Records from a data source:
(begin)

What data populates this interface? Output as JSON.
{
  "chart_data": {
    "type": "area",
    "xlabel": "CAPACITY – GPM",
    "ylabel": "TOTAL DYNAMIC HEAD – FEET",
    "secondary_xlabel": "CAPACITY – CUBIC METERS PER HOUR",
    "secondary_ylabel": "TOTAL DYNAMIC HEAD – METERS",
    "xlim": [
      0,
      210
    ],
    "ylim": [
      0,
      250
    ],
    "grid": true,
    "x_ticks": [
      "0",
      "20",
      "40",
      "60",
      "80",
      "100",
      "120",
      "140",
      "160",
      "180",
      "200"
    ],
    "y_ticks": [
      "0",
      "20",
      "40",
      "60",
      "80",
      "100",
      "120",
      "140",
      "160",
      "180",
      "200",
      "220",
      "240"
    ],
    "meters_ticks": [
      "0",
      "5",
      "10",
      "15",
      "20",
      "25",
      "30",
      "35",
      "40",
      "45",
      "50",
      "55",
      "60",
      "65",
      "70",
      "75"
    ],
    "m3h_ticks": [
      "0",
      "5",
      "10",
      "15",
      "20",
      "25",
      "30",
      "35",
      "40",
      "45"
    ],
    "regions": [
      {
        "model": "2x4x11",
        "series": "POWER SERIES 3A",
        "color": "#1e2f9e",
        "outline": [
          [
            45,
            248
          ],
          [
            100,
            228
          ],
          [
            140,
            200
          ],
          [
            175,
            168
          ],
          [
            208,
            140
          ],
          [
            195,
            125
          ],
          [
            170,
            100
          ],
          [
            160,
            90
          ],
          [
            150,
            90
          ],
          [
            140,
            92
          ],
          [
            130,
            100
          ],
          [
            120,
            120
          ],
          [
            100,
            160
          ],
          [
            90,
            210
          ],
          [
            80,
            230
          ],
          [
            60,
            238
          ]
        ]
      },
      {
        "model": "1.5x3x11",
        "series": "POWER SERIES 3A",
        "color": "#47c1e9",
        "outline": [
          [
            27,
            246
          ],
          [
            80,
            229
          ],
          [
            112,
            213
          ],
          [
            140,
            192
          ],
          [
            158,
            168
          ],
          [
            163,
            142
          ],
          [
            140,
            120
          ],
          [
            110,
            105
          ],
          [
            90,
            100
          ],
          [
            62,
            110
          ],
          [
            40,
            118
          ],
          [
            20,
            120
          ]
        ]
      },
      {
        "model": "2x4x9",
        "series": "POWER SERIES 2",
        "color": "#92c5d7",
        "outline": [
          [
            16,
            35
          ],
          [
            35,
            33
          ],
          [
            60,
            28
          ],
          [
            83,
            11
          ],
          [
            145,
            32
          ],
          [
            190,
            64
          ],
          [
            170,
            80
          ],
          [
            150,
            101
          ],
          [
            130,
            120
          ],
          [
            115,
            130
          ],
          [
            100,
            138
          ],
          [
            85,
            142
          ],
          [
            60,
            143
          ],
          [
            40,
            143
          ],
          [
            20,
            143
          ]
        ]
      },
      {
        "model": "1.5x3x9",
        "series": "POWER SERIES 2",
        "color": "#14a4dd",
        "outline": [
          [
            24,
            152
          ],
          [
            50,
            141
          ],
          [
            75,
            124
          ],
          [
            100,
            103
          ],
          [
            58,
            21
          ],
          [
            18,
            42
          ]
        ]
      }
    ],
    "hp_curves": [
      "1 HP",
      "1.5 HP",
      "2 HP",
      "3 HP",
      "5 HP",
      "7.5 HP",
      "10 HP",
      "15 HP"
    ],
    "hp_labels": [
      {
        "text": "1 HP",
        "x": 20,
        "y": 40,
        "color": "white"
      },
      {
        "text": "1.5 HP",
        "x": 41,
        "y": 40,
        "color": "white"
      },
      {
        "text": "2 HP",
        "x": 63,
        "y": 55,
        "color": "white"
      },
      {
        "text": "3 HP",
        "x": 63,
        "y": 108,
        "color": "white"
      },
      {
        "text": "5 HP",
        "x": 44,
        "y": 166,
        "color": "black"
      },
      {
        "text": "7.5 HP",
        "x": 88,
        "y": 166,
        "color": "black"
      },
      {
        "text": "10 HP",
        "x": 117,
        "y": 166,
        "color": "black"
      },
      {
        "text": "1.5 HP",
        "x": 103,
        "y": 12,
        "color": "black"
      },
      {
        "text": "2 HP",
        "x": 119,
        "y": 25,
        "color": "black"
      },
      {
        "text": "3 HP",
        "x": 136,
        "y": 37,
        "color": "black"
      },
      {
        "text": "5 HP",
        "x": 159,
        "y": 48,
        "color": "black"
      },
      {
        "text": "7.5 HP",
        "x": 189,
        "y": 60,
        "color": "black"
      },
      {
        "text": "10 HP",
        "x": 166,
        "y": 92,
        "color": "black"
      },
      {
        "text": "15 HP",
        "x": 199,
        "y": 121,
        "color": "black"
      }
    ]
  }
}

(end)
(begin)

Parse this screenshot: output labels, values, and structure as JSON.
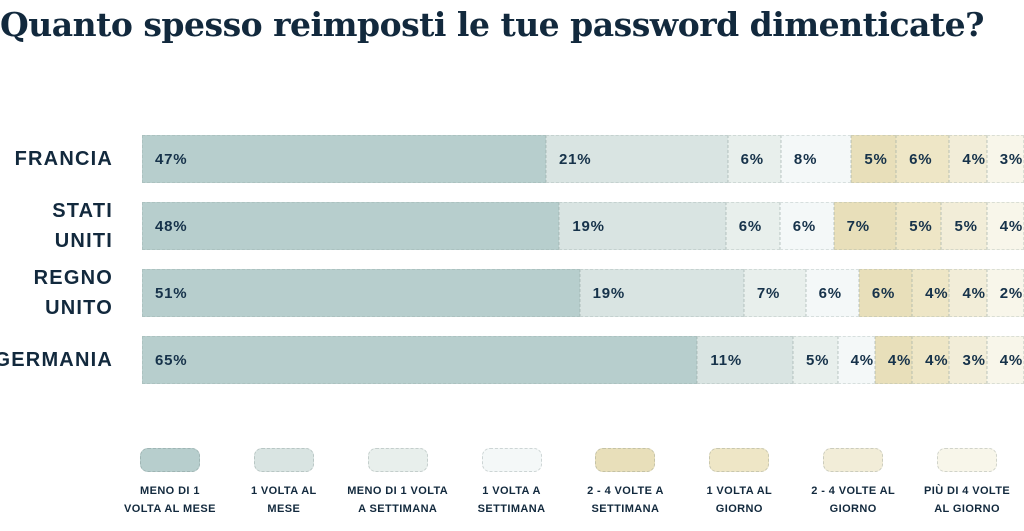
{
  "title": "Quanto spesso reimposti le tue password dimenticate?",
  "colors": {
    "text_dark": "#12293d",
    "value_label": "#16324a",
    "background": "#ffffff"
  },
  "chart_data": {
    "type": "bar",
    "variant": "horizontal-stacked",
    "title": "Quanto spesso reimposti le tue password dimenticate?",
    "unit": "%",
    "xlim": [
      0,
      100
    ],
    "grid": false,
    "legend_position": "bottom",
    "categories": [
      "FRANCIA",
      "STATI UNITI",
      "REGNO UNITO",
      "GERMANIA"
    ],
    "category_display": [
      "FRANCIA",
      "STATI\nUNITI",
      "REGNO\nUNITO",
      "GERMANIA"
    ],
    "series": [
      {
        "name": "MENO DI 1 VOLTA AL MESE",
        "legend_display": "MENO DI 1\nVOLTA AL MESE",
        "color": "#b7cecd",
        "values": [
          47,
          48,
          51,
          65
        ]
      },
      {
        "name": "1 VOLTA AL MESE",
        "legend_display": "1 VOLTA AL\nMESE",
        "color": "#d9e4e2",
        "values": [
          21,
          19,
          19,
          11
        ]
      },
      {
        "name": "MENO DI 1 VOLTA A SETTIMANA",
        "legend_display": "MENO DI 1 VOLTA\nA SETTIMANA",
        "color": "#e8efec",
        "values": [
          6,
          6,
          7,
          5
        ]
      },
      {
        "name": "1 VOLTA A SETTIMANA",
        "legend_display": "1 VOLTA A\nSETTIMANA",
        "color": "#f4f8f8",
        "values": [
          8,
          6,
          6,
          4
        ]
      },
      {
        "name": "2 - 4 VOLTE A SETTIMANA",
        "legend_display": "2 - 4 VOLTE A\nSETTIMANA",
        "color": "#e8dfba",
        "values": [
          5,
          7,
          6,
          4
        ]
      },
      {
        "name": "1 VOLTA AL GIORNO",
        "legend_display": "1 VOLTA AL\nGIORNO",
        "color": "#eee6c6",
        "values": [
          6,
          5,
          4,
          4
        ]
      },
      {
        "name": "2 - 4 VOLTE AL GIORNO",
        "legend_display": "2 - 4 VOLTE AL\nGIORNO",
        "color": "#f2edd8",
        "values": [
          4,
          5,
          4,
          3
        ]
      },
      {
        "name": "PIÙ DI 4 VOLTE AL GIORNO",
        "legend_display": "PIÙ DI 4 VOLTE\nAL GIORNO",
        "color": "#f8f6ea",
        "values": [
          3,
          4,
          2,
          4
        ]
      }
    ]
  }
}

(end)

> **Stated exercise**: State the number of lines in the records that contain the string "title", and nothing more.

> **Exercise output**: 2